Instructions to follow – The answer required is how many lines of the following entries contain the word "tổng", with no other words.

Entries from a page text dataset –
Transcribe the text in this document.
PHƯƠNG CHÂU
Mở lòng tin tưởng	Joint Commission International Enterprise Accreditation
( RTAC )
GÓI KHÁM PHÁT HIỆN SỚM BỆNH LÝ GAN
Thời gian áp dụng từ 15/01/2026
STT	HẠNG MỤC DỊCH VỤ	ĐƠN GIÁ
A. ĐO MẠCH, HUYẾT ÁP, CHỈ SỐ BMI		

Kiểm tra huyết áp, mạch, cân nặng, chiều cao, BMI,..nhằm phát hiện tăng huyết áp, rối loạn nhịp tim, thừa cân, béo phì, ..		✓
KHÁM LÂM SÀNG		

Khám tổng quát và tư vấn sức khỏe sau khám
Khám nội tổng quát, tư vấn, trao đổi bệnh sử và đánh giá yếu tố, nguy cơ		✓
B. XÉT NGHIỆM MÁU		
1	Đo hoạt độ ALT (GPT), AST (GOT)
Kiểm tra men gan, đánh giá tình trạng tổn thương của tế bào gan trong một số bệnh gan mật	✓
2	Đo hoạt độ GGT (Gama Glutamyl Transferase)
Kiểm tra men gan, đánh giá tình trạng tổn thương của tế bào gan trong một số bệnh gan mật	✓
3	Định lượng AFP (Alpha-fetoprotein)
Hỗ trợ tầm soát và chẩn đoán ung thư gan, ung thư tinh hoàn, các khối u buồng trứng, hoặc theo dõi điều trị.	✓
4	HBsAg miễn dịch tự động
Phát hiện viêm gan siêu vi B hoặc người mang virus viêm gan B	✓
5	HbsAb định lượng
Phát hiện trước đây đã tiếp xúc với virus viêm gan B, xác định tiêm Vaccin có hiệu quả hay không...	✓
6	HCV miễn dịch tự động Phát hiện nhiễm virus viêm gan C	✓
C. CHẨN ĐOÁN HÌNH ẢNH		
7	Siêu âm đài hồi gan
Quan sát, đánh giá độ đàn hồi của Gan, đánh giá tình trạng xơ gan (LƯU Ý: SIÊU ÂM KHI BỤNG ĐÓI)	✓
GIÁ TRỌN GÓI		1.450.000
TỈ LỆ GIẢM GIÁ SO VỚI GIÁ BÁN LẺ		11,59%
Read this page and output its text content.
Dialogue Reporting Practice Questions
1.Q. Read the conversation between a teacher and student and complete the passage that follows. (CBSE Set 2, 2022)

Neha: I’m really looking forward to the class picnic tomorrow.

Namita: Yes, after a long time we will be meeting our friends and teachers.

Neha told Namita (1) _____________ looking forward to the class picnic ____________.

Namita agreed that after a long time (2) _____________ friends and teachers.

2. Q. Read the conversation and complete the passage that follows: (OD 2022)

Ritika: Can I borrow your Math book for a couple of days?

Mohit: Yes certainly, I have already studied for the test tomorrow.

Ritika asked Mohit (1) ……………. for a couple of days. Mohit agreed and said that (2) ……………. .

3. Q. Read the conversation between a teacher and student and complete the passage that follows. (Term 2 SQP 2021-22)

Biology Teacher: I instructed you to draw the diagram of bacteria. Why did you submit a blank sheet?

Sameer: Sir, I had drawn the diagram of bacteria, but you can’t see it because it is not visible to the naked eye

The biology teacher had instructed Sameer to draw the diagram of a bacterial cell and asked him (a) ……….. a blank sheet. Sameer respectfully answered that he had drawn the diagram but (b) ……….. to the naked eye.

Output – 2